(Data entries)
________________________

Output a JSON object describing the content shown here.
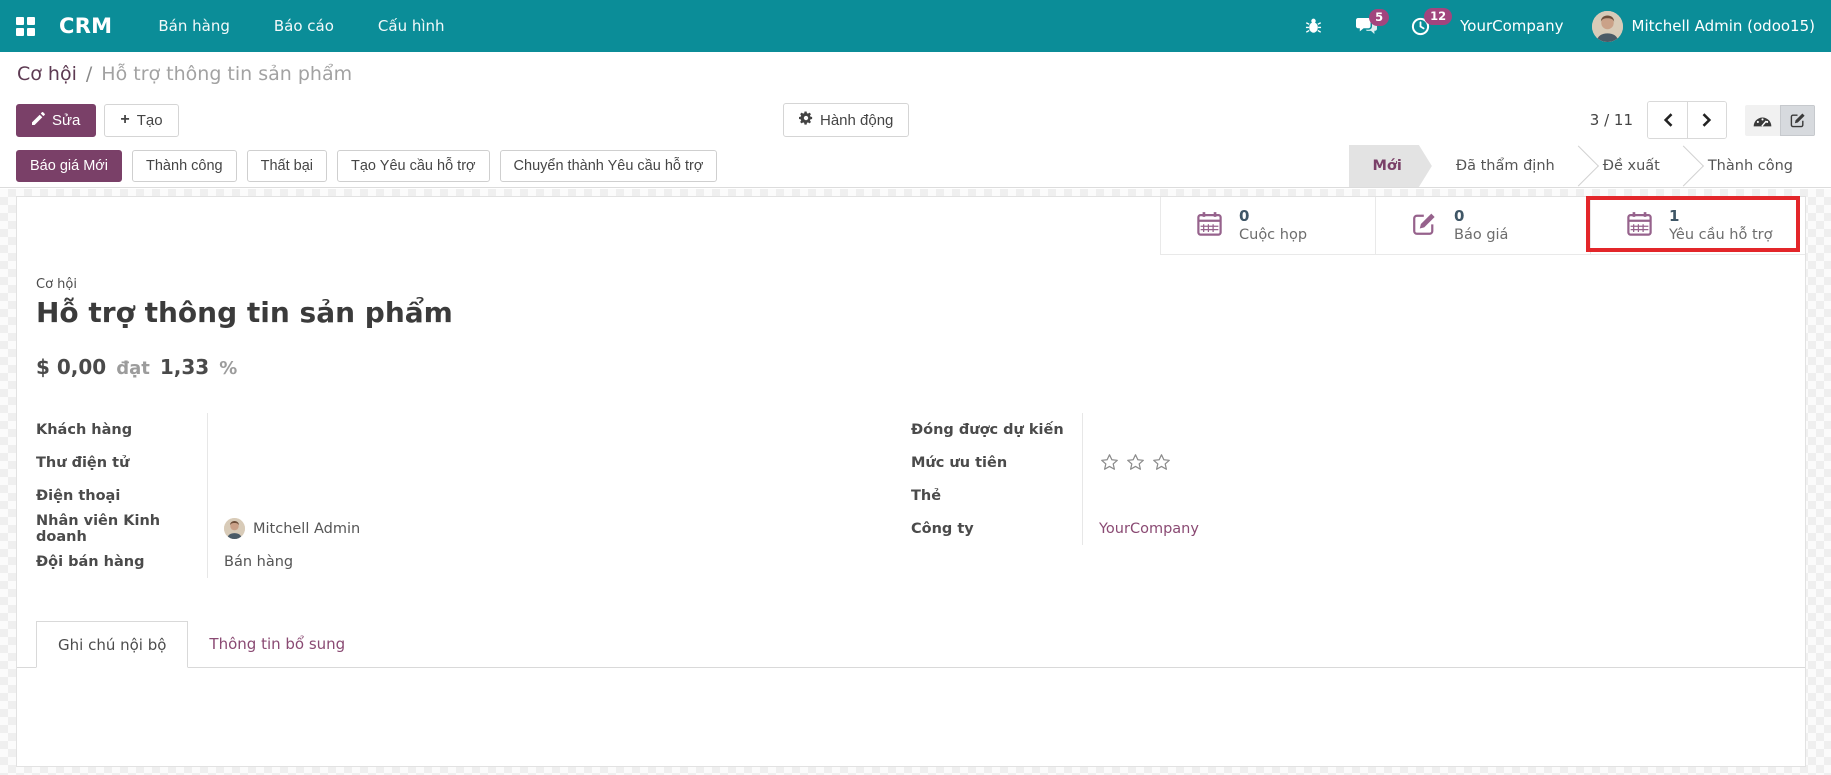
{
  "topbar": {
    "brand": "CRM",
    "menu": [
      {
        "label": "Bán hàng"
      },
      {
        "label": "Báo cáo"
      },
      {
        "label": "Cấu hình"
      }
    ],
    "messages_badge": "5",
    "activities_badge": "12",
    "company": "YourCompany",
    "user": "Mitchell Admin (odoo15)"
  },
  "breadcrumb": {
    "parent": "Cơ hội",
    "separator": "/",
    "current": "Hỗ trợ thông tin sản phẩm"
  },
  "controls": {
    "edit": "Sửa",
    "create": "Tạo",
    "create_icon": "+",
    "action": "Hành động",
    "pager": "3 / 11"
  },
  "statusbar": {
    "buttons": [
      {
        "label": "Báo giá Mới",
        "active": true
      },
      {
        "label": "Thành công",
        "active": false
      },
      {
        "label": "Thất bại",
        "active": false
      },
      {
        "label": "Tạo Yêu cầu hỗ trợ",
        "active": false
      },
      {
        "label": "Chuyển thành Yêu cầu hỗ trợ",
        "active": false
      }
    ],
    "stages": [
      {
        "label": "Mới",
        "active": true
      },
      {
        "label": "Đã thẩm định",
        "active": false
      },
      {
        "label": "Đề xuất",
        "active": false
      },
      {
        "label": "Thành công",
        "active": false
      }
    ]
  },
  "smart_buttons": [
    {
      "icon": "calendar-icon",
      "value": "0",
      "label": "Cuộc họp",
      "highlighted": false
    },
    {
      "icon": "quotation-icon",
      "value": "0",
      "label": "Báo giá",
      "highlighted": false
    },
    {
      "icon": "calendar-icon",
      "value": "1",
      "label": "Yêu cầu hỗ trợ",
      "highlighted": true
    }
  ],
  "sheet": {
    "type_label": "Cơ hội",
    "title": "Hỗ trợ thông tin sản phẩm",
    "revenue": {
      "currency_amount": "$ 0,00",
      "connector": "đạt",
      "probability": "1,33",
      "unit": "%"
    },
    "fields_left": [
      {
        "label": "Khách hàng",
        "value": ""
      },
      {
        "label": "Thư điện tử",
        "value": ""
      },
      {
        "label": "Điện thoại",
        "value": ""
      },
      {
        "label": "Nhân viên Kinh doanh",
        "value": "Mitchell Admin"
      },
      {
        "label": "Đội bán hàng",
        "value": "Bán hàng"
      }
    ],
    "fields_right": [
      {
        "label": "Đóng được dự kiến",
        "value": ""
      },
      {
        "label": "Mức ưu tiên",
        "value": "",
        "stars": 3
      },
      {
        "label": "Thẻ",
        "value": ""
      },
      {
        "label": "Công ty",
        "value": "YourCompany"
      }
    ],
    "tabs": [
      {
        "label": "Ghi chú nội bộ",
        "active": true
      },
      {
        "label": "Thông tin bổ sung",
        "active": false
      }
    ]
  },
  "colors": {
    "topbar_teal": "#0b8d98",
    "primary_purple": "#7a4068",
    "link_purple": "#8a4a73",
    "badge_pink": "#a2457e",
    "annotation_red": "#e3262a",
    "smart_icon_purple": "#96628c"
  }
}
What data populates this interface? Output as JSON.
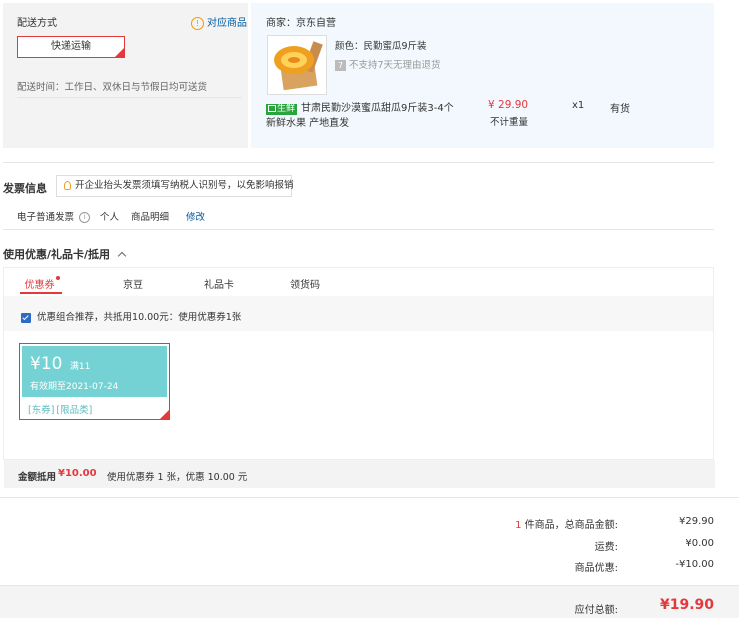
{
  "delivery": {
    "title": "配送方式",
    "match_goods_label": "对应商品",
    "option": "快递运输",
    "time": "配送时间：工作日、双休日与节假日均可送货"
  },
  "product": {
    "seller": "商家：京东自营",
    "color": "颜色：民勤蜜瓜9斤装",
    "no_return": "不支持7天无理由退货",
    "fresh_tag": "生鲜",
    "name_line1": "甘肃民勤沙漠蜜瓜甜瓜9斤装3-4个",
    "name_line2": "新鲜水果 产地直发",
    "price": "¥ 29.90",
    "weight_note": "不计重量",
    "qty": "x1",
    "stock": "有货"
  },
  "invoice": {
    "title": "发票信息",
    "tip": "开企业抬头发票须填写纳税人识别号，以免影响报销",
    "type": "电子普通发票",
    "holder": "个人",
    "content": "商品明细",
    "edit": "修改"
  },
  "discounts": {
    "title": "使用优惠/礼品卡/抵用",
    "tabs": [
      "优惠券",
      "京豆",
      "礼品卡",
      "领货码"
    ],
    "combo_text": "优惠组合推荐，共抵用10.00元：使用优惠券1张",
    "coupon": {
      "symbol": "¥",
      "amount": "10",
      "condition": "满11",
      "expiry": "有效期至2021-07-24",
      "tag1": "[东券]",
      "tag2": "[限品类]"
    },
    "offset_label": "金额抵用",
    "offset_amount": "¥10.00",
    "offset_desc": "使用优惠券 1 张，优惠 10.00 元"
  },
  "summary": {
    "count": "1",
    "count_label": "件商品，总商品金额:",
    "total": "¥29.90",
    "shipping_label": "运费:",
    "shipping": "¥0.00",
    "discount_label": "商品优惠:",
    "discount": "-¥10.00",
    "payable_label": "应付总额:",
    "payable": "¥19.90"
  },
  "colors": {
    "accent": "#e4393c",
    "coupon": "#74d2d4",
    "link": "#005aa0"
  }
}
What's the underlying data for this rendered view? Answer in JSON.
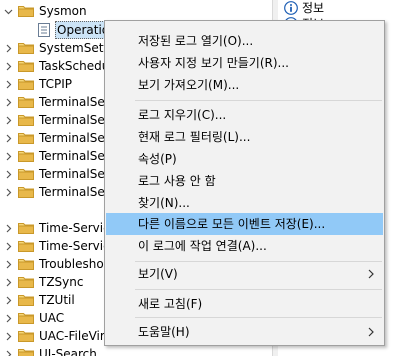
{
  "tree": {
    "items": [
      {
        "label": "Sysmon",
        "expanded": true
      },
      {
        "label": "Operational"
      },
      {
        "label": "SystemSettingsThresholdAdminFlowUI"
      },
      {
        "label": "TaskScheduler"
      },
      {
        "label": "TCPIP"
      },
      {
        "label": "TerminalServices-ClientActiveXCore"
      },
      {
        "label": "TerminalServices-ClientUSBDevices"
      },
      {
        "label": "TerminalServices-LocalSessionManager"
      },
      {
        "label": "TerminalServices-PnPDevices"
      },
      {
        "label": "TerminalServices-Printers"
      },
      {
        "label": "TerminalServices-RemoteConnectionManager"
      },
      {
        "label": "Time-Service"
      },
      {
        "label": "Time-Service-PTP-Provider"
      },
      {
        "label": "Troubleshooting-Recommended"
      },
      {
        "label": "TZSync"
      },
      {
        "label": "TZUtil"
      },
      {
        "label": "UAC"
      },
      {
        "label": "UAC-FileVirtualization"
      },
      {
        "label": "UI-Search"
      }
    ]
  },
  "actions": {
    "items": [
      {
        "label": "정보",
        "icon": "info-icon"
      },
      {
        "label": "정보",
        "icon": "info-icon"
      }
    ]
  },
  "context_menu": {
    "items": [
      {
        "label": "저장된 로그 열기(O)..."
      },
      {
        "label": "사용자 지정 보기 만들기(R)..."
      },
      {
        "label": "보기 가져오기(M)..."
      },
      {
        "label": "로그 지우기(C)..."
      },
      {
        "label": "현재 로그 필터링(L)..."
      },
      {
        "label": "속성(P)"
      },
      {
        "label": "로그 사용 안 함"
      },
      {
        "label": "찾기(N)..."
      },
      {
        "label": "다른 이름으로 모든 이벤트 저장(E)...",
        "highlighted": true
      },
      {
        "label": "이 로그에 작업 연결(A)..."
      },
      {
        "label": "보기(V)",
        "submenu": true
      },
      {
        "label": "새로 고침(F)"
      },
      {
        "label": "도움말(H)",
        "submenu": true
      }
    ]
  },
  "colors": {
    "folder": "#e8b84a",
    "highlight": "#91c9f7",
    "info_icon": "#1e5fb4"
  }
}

________________________

The exercise:
Omit every picture, then repeat the remaining data exactly as it appears above.

Written response:
Output a JSON object describing the content shown here.
{
  "topbar": {
    "brand": "CRM",
    "menu": [
      {
        "label": "Bán hàng"
      },
      {
        "label": "Báo cáo"
      },
      {
        "label": "Cấu hình"
      }
    ],
    "messages_badge": "5",
    "activities_badge": "12",
    "company": "YourCompany",
    "user": "Mitchell Admin (odoo15)"
  },
  "breadcrumb": {
    "parent": "Cơ hội",
    "separator": "/",
    "current": "Hỗ trợ thông tin sản phẩm"
  },
  "controls": {
    "edit": "Sửa",
    "create": "Tạo",
    "create_icon": "+",
    "action": "Hành động",
    "pager": "3 / 11"
  },
  "statusbar": {
    "buttons": [
      {
        "label": "Báo giá Mới",
        "active": true
      },
      {
        "label": "Thành công",
        "active": false
      },
      {
        "label": "Thất bại",
        "active": false
      },
      {
        "label": "Tạo Yêu cầu hỗ trợ",
        "active": false
      },
      {
        "label": "Chuyển thành Yêu cầu hỗ trợ",
        "active": false
      }
    ],
    "stages": [
      {
        "label": "Mới",
        "active": true
      },
      {
        "label": "Đã thẩm định",
        "active": false
      },
      {
        "label": "Đề xuất",
        "active": false
      },
      {
        "label": "Thành công",
        "active": false
      }
    ]
  },
  "smart_buttons": [
    {
      "icon": "calendar-icon",
      "value": "0",
      "label": "Cuộc họp",
      "highlighted": false
    },
    {
      "icon": "quotation-icon",
      "value": "0",
      "label": "Báo giá",
      "highlighted": false
    },
    {
      "icon": "calendar-icon",
      "value": "1",
      "label": "Yêu cầu hỗ trợ",
      "highlighted": true
    }
  ],
  "sheet": {
    "type_label": "Cơ hội",
    "title": "Hỗ trợ thông tin sản phẩm",
    "revenue": {
      "currency_amount": "$ 0,00",
      "connector": "đạt",
      "probability": "1,33",
      "unit": "%"
    },
    "fields_left": [
      {
        "label": "Khách hàng",
        "value": ""
      },
      {
        "label": "Thư điện tử",
        "value": ""
      },
      {
        "label": "Điện thoại",
        "value": ""
      },
      {
        "label": "Nhân viên Kinh doanh",
        "value": "Mitchell Admin"
      },
      {
        "label": "Đội bán hàng",
        "value": "Bán hàng"
      }
    ],
    "fields_right": [
      {
        "label": "Đóng được dự kiến",
        "value": ""
      },
      {
        "label": "Mức ưu tiên",
        "value": "",
        "stars": 3
      },
      {
        "label": "Thẻ",
        "value": ""
      },
      {
        "label": "Công ty",
        "value": "YourCompany"
      }
    ],
    "tabs": [
      {
        "label": "Ghi chú nội bộ",
        "active": true
      },
      {
        "label": "Thông tin bổ sung",
        "active": false
      }
    ]
  },
  "colors": {
    "topbar_teal": "#0b8d98",
    "primary_purple": "#7a4068",
    "link_purple": "#8a4a73",
    "badge_pink": "#a2457e",
    "annotation_red": "#e3262a",
    "smart_icon_purple": "#96628c"
  }
}
What data populates this interface? Output as JSON.
{
  "delivery": {
    "title": "配送方式",
    "match_goods_label": "对应商品",
    "option": "快递运输",
    "time": "配送时间：工作日、双休日与节假日均可送货"
  },
  "product": {
    "seller": "商家：京东自营",
    "color": "颜色：民勤蜜瓜9斤装",
    "no_return": "不支持7天无理由退货",
    "fresh_tag": "生鲜",
    "name_line1": "甘肃民勤沙漠蜜瓜甜瓜9斤装3-4个",
    "name_line2": "新鲜水果 产地直发",
    "price": "¥ 29.90",
    "weight_note": "不计重量",
    "qty": "x1",
    "stock": "有货"
  },
  "invoice": {
    "title": "发票信息",
    "tip": "开企业抬头发票须填写纳税人识别号，以免影响报销",
    "type": "电子普通发票",
    "holder": "个人",
    "content": "商品明细",
    "edit": "修改"
  },
  "discounts": {
    "title": "使用优惠/礼品卡/抵用",
    "tabs": [
      "优惠券",
      "京豆",
      "礼品卡",
      "领货码"
    ],
    "combo_text": "优惠组合推荐，共抵用10.00元：使用优惠券1张",
    "coupon": {
      "symbol": "¥",
      "amount": "10",
      "condition": "满11",
      "expiry": "有效期至2021-07-24",
      "tag1": "[东券]",
      "tag2": "[限品类]"
    },
    "offset_label": "金额抵用",
    "offset_amount": "¥10.00",
    "offset_desc": "使用优惠券 1 张，优惠 10.00 元"
  },
  "summary": {
    "count": "1",
    "count_label": "件商品，总商品金额:",
    "total": "¥29.90",
    "shipping_label": "运费:",
    "shipping": "¥0.00",
    "discount_label": "商品优惠:",
    "discount": "-¥10.00",
    "payable_label": "应付总额:",
    "payable": "¥19.90"
  },
  "colors": {
    "accent": "#e4393c",
    "coupon": "#74d2d4",
    "link": "#005aa0"
  }
}
What's the underlying data for this rendered view? Answer in JSON.
{
  "tree": {
    "items": [
      {
        "label": "Sysmon",
        "expanded": true
      },
      {
        "label": "Operational"
      },
      {
        "label": "SystemSettingsThresholdAdminFlowUI"
      },
      {
        "label": "TaskScheduler"
      },
      {
        "label": "TCPIP"
      },
      {
        "label": "TerminalServices-ClientActiveXCore"
      },
      {
        "label": "TerminalServices-ClientUSBDevices"
      },
      {
        "label": "TerminalServices-LocalSessionManager"
      },
      {
        "label": "TerminalServices-PnPDevices"
      },
      {
        "label": "TerminalServices-Printers"
      },
      {
        "label": "TerminalServices-RemoteConnectionManager"
      },
      {
        "label": "Time-Service"
      },
      {
        "label": "Time-Service-PTP-Provider"
      },
      {
        "label": "Troubleshooting-Recommended"
      },
      {
        "label": "TZSync"
      },
      {
        "label": "TZUtil"
      },
      {
        "label": "UAC"
      },
      {
        "label": "UAC-FileVirtualization"
      },
      {
        "label": "UI-Search"
      }
    ]
  },
  "actions": {
    "items": [
      {
        "label": "정보",
        "icon": "info-icon"
      },
      {
        "label": "정보",
        "icon": "info-icon"
      }
    ]
  },
  "context_menu": {
    "items": [
      {
        "label": "저장된 로그 열기(O)..."
      },
      {
        "label": "사용자 지정 보기 만들기(R)..."
      },
      {
        "label": "보기 가져오기(M)..."
      },
      {
        "label": "로그 지우기(C)..."
      },
      {
        "label": "현재 로그 필터링(L)..."
      },
      {
        "label": "속성(P)"
      },
      {
        "label": "로그 사용 안 함"
      },
      {
        "label": "찾기(N)..."
      },
      {
        "label": "다른 이름으로 모든 이벤트 저장(E)...",
        "highlighted": true
      },
      {
        "label": "이 로그에 작업 연결(A)..."
      },
      {
        "label": "보기(V)",
        "submenu": true
      },
      {
        "label": "새로 고침(F)"
      },
      {
        "label": "도움말(H)",
        "submenu": true
      }
    ]
  },
  "colors": {
    "folder": "#e8b84a",
    "highlight": "#91c9f7",
    "info_icon": "#1e5fb4"
  }
}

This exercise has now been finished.